Work to be completed: Identify the lines that contain the word "every" and copy each one.

----- Exercise materials

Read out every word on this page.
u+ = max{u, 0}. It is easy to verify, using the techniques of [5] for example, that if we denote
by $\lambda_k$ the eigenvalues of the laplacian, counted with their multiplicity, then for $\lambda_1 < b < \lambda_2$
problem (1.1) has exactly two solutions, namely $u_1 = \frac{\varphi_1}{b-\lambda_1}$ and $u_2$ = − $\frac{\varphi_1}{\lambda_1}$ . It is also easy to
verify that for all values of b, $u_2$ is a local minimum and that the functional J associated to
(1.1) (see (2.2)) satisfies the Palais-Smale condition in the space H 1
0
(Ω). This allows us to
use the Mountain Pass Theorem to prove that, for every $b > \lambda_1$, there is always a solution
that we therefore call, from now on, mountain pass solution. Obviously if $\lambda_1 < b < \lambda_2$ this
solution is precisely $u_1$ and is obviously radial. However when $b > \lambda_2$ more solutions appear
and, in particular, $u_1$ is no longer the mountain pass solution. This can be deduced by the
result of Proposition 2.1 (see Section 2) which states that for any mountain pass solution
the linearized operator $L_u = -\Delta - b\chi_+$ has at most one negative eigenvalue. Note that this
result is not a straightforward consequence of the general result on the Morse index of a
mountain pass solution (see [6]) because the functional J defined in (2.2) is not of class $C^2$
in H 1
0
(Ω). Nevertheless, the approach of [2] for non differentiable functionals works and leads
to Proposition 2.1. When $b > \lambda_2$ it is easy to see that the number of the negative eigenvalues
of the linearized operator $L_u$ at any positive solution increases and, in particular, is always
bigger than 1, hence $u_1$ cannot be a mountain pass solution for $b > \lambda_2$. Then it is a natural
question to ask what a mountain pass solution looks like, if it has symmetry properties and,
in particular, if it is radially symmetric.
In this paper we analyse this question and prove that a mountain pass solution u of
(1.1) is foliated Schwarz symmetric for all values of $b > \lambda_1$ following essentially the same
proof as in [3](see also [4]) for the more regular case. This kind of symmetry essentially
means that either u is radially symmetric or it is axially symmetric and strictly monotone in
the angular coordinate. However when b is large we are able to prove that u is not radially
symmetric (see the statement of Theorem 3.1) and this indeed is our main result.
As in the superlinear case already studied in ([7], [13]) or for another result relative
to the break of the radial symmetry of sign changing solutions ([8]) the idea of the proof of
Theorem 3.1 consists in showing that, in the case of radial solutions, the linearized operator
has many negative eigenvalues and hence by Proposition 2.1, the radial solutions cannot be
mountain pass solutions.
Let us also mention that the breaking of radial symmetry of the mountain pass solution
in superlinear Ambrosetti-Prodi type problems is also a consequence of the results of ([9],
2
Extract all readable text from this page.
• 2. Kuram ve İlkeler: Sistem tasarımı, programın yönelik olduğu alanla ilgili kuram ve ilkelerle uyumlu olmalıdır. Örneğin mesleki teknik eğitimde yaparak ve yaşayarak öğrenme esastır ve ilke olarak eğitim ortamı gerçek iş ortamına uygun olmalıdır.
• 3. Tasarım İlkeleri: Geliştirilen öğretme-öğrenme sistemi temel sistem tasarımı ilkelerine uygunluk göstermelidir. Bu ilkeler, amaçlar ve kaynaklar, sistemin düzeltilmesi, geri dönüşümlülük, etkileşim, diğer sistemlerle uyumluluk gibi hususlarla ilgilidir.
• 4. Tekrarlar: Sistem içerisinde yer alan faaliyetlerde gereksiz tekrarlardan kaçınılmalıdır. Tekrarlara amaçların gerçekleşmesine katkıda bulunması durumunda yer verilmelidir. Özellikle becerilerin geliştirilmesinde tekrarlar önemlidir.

----------

Problem solution:
Read out every word on this page.
use the Mountain Pass Theorem to prove that, for every $b > \lambda_1$, there is always a solution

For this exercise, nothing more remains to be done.